Quote all lines below exactly. Images stay out.

-- Begin Supplied data --

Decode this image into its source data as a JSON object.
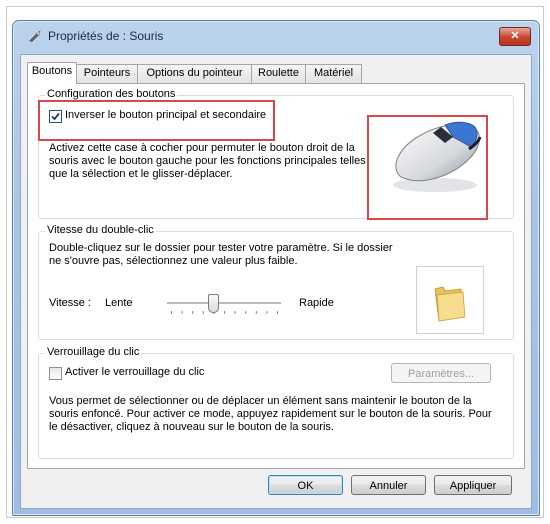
{
  "window": {
    "title": "Propriétés de : Souris"
  },
  "tabs": [
    "Boutons",
    "Pointeurs",
    "Options du pointeur",
    "Roulette",
    "Matériel"
  ],
  "buttons_config": {
    "group_label": "Configuration des boutons",
    "checkbox_label": "Inverser le bouton principal et secondaire",
    "checked": true,
    "description": "Activez cette case à cocher pour permuter le bouton droit de la souris avec le bouton gauche pour les fonctions principales telles que la sélection et le glisser-déplacer."
  },
  "double_click": {
    "group_label": "Vitesse du double-clic",
    "description": "Double-cliquez sur le dossier pour tester votre paramètre. Si le dossier ne s'ouvre pas, sélectionnez une valeur plus faible.",
    "speed_label": "Vitesse :",
    "slow_label": "Lente",
    "fast_label": "Rapide",
    "slider_value": 0.4
  },
  "click_lock": {
    "group_label": "Verrouillage du clic",
    "checkbox_label": "Activer le verrouillage du clic",
    "checked": false,
    "settings_button": "Paramètres...",
    "description": "Vous permet de sélectionner ou de déplacer un élément sans maintenir le bouton de la souris enfoncé. Pour activer ce mode, appuyez rapidement sur le bouton de la souris. Pour le désactiver, cliquez à nouveau sur le bouton de la souris."
  },
  "footer": {
    "ok": "OK",
    "cancel": "Annuler",
    "apply": "Appliquer"
  },
  "colors": {
    "highlight_box": "#d9474a",
    "titlebar": "#a9c4e4",
    "close": "#c8432f"
  }
}
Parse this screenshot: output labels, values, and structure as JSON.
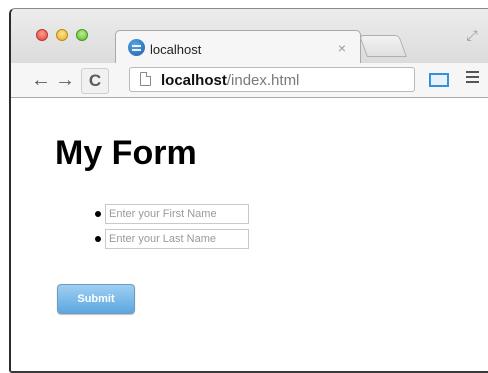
{
  "window": {
    "tab": {
      "title": "localhost",
      "close_glyph": "×"
    },
    "toolbar": {
      "back_glyph": "←",
      "forward_glyph": "→",
      "reload_glyph": "C",
      "url_host": "localhost",
      "url_path": "/index.html"
    }
  },
  "page": {
    "heading": "My Form",
    "first_name": {
      "value": "",
      "placeholder": "Enter your First Name"
    },
    "last_name": {
      "value": "",
      "placeholder": "Enter your Last Name"
    },
    "submit_label": "Submit"
  },
  "icons": {
    "favicon": "globe-icon",
    "page": "page-icon",
    "cast": "cast-icon",
    "menu": "hamburger-menu-icon",
    "fullscreen": "fullscreen-icon"
  },
  "colors": {
    "submit_button": "#5ba7e0",
    "cast_icon": "#3d8ed8"
  }
}
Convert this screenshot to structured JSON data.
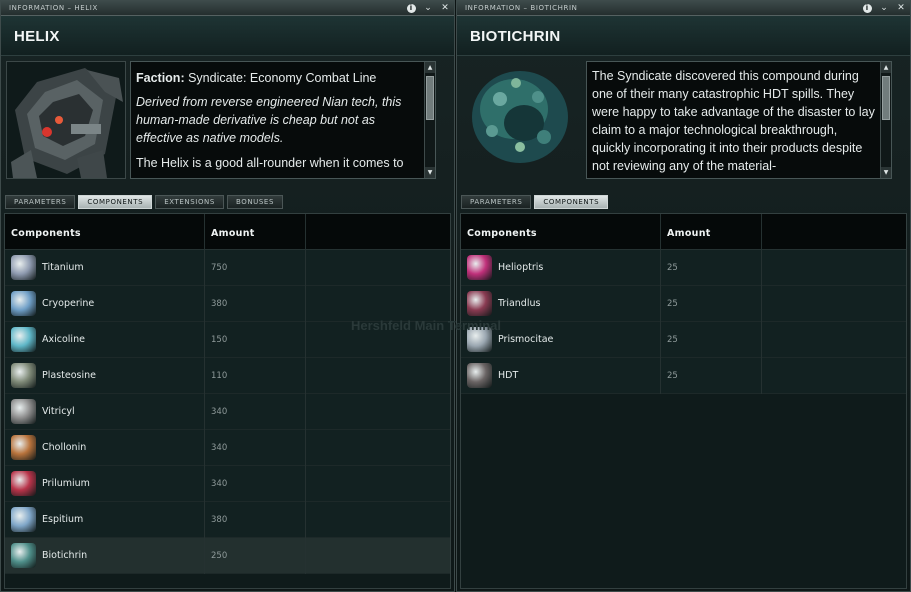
{
  "left": {
    "title": "INFORMATION – HELIX",
    "name": "HELIX",
    "faction_label": "Faction:",
    "faction_value": " Syndicate: Economy Combat Line",
    "description": "Derived from reverse engineered Nian tech, this human-made derivative is cheap but not as effective as native models.",
    "description2": "The Helix is a good all-rounder when it comes to",
    "tabs": [
      "PARAMETERS",
      "COMPONENTS",
      "EXTENSIONS",
      "BONUSES"
    ],
    "columns": [
      "Components",
      "Amount"
    ],
    "rows": [
      {
        "name": "Titanium",
        "amount": "750",
        "icon": "titanium-icon",
        "color": "#8f9bb0"
      },
      {
        "name": "Cryoperine",
        "amount": "380",
        "icon": "cryoperine-icon",
        "color": "#6f9fc7"
      },
      {
        "name": "Axicoline",
        "amount": "150",
        "icon": "axicoline-icon",
        "color": "#5fb7c8"
      },
      {
        "name": "Plasteosine",
        "amount": "110",
        "icon": "plasteosine-icon",
        "color": "#7f8a78"
      },
      {
        "name": "Vitricyl",
        "amount": "340",
        "icon": "vitricyl-icon",
        "color": "#8d8d8d"
      },
      {
        "name": "Chollonin",
        "amount": "340",
        "icon": "chollonin-icon",
        "color": "#b8733c"
      },
      {
        "name": "Prilumium",
        "amount": "340",
        "icon": "prilumium-icon",
        "color": "#b8344a"
      },
      {
        "name": "Espitium",
        "amount": "380",
        "icon": "espitium-icon",
        "color": "#7fa6c8"
      },
      {
        "name": "Biotichrin",
        "amount": "250",
        "icon": "biotichrin-icon",
        "color": "#4f8f8a"
      }
    ]
  },
  "right": {
    "title": "INFORMATION – BIOTICHRIN",
    "name": "BIOTICHRIN",
    "description": "The Syndicate discovered this compound during one of their many catastrophic HDT spills. They were happy to take advantage of the disaster to lay claim to a major technological breakthrough, quickly incorporating it into their products despite not reviewing any of the material-",
    "tabs": [
      "PARAMETERS",
      "COMPONENTS"
    ],
    "columns": [
      "Components",
      "Amount"
    ],
    "rows": [
      {
        "name": "Helioptris",
        "amount": "25",
        "icon": "helioptris-icon",
        "color": "#c0307a"
      },
      {
        "name": "Triandlus",
        "amount": "25",
        "icon": "triandlus-icon",
        "color": "#8a3b52"
      },
      {
        "name": "Prismocitae",
        "amount": "25",
        "icon": "prismocitae-icon",
        "color": "#9aa6b0"
      },
      {
        "name": "HDT",
        "amount": "25",
        "icon": "hdt-icon",
        "color": "#6a6464"
      }
    ]
  },
  "background_text": "Hershfeld Main Terminal"
}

-- End Supplied data --

* **Written response**:
Decode this image into its source data as a JSON object.
{
  "window": {
    "title": "Propriétés de : Souris"
  },
  "tabs": [
    "Boutons",
    "Pointeurs",
    "Options du pointeur",
    "Roulette",
    "Matériel"
  ],
  "buttons_config": {
    "group_label": "Configuration des boutons",
    "checkbox_label": "Inverser le bouton principal et secondaire",
    "checked": true,
    "description": "Activez cette case à cocher pour permuter le bouton droit de la souris avec le bouton gauche pour les fonctions principales telles que la sélection et le glisser-déplacer."
  },
  "double_click": {
    "group_label": "Vitesse du double-clic",
    "description": "Double-cliquez sur le dossier pour tester votre paramètre. Si le dossier ne s'ouvre pas, sélectionnez une valeur plus faible.",
    "speed_label": "Vitesse :",
    "slow_label": "Lente",
    "fast_label": "Rapide",
    "slider_value": 0.4
  },
  "click_lock": {
    "group_label": "Verrouillage du clic",
    "checkbox_label": "Activer le verrouillage du clic",
    "checked": false,
    "settings_button": "Paramètres...",
    "description": "Vous permet de sélectionner ou de déplacer un élément sans maintenir le bouton de la souris enfoncé. Pour activer ce mode, appuyez rapidement sur le bouton de la souris. Pour le désactiver, cliquez à nouveau sur le bouton de la souris."
  },
  "footer": {
    "ok": "OK",
    "cancel": "Annuler",
    "apply": "Appliquer"
  },
  "colors": {
    "highlight_box": "#d9474a",
    "titlebar": "#a9c4e4",
    "close": "#c8432f"
  }
}
Parse this screenshot: output labels, values, and structure as JSON.
{
  "window": {
    "tab": {
      "title": "localhost",
      "close_glyph": "×"
    },
    "toolbar": {
      "back_glyph": "←",
      "forward_glyph": "→",
      "reload_glyph": "C",
      "url_host": "localhost",
      "url_path": "/index.html"
    }
  },
  "page": {
    "heading": "My Form",
    "first_name": {
      "value": "",
      "placeholder": "Enter your First Name"
    },
    "last_name": {
      "value": "",
      "placeholder": "Enter your Last Name"
    },
    "submit_label": "Submit"
  },
  "icons": {
    "favicon": "globe-icon",
    "page": "page-icon",
    "cast": "cast-icon",
    "menu": "hamburger-menu-icon",
    "fullscreen": "fullscreen-icon"
  },
  "colors": {
    "submit_button": "#5ba7e0",
    "cast_icon": "#3d8ed8"
  }
}
Convert this screenshot to structured JSON data.
{
  "left": {
    "title": "INFORMATION – HELIX",
    "name": "HELIX",
    "faction_label": "Faction:",
    "faction_value": " Syndicate: Economy Combat Line",
    "description": "Derived from reverse engineered Nian tech, this human-made derivative is cheap but not as effective as native models.",
    "description2": "The Helix is a good all-rounder when it comes to",
    "tabs": [
      "PARAMETERS",
      "COMPONENTS",
      "EXTENSIONS",
      "BONUSES"
    ],
    "columns": [
      "Components",
      "Amount"
    ],
    "rows": [
      {
        "name": "Titanium",
        "amount": "750",
        "icon": "titanium-icon",
        "color": "#8f9bb0"
      },
      {
        "name": "Cryoperine",
        "amount": "380",
        "icon": "cryoperine-icon",
        "color": "#6f9fc7"
      },
      {
        "name": "Axicoline",
        "amount": "150",
        "icon": "axicoline-icon",
        "color": "#5fb7c8"
      },
      {
        "name": "Plasteosine",
        "amount": "110",
        "icon": "plasteosine-icon",
        "color": "#7f8a78"
      },
      {
        "name": "Vitricyl",
        "amount": "340",
        "icon": "vitricyl-icon",
        "color": "#8d8d8d"
      },
      {
        "name": "Chollonin",
        "amount": "340",
        "icon": "chollonin-icon",
        "color": "#b8733c"
      },
      {
        "name": "Prilumium",
        "amount": "340",
        "icon": "prilumium-icon",
        "color": "#b8344a"
      },
      {
        "name": "Espitium",
        "amount": "380",
        "icon": "espitium-icon",
        "color": "#7fa6c8"
      },
      {
        "name": "Biotichrin",
        "amount": "250",
        "icon": "biotichrin-icon",
        "color": "#4f8f8a"
      }
    ]
  },
  "right": {
    "title": "INFORMATION – BIOTICHRIN",
    "name": "BIOTICHRIN",
    "description": "The Syndicate discovered this compound during one of their many catastrophic HDT spills. They were happy to take advantage of the disaster to lay claim to a major technological breakthrough, quickly incorporating it into their products despite not reviewing any of the material-",
    "tabs": [
      "PARAMETERS",
      "COMPONENTS"
    ],
    "columns": [
      "Components",
      "Amount"
    ],
    "rows": [
      {
        "name": "Helioptris",
        "amount": "25",
        "icon": "helioptris-icon",
        "color": "#c0307a"
      },
      {
        "name": "Triandlus",
        "amount": "25",
        "icon": "triandlus-icon",
        "color": "#8a3b52"
      },
      {
        "name": "Prismocitae",
        "amount": "25",
        "icon": "prismocitae-icon",
        "color": "#9aa6b0"
      },
      {
        "name": "HDT",
        "amount": "25",
        "icon": "hdt-icon",
        "color": "#6a6464"
      }
    ]
  },
  "background_text": "Hershfeld Main Terminal"
}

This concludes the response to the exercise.